THE EXERCISE = Single out each line with the word "브랜드패션" and copy it.

>> Start RECORDS SHOWN

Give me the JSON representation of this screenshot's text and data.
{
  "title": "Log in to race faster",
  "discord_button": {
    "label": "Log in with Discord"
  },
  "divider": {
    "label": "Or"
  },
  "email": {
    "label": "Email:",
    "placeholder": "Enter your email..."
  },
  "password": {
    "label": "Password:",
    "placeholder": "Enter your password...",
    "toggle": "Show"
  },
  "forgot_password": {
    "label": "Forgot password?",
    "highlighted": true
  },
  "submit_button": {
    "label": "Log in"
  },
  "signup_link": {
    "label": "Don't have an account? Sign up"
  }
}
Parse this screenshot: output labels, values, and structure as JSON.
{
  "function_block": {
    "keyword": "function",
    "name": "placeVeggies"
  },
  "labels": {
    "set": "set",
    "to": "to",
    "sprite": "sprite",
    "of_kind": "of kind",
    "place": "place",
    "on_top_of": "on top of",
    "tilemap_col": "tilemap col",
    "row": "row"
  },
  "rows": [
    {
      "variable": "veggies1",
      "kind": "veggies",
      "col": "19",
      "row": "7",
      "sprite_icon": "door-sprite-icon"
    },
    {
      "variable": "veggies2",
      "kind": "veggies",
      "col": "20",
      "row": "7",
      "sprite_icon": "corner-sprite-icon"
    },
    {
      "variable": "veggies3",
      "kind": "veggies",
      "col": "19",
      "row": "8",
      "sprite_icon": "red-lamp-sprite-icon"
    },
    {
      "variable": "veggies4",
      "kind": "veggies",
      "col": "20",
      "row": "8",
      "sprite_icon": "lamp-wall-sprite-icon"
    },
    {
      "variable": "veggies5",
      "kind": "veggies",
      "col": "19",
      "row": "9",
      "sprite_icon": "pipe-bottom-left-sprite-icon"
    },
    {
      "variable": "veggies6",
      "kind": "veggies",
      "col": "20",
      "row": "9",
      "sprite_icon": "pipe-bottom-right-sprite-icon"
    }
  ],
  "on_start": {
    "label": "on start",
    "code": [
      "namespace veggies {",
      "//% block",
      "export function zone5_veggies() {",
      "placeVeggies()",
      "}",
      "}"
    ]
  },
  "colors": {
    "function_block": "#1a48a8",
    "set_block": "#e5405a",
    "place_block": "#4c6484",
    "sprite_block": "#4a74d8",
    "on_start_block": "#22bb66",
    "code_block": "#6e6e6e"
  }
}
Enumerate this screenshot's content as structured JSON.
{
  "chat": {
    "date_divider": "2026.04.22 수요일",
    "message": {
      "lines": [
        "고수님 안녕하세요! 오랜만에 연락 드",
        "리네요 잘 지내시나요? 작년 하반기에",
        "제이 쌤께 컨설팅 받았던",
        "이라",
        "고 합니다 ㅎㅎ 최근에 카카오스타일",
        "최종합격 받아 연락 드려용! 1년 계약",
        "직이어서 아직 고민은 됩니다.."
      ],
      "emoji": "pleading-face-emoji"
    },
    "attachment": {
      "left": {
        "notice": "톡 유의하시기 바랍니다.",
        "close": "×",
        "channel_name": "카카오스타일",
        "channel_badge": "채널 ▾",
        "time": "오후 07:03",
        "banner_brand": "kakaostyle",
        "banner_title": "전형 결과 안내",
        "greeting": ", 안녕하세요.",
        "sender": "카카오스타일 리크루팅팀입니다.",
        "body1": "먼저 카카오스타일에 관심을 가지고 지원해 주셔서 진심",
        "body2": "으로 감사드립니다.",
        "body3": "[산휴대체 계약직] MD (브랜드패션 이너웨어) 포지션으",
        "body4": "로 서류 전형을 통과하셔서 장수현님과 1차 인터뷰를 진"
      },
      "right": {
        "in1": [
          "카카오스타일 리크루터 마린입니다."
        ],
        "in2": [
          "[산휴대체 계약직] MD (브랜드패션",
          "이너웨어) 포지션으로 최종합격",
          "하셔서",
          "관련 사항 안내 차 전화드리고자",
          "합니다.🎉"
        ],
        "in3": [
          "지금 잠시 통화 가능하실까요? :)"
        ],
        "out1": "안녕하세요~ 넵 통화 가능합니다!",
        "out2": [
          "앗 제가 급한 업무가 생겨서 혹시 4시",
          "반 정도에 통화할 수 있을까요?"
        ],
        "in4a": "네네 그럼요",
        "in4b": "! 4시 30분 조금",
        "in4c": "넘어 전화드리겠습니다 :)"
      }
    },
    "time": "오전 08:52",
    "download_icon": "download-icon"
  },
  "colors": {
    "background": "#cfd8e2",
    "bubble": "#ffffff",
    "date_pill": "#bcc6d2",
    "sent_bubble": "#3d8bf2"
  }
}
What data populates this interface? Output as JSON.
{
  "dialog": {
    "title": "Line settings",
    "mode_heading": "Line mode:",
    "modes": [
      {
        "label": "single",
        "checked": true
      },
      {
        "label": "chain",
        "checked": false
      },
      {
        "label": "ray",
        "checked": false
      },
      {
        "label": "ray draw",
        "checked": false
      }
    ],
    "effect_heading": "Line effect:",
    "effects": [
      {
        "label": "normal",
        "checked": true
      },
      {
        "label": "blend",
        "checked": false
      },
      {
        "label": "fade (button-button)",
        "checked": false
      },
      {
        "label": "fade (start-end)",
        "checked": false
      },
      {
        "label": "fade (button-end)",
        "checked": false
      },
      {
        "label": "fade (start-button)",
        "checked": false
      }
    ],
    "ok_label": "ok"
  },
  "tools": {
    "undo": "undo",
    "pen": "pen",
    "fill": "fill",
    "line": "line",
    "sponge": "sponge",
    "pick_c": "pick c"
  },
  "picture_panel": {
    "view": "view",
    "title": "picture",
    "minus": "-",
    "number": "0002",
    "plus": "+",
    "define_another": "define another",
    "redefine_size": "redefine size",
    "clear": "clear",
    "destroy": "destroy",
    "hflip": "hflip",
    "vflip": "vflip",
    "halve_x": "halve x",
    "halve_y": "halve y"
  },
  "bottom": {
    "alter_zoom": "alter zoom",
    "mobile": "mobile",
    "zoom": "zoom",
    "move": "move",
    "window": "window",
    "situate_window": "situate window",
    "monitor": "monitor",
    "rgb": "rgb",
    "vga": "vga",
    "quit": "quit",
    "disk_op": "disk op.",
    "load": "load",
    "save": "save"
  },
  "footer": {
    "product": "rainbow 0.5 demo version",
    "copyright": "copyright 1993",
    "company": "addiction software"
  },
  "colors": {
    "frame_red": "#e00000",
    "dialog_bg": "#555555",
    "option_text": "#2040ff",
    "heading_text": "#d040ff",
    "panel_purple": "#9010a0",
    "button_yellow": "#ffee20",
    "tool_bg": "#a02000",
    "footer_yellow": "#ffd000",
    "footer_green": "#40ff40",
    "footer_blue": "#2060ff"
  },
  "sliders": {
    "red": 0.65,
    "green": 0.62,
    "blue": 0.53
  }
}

>> End RECORDS SHOWN

SOLUTION =
        "body3": "[산휴대체 계약직] MD (브랜드패션 이너웨어) 포지션으",
          "[산휴대체 계약직] MD (브랜드패션",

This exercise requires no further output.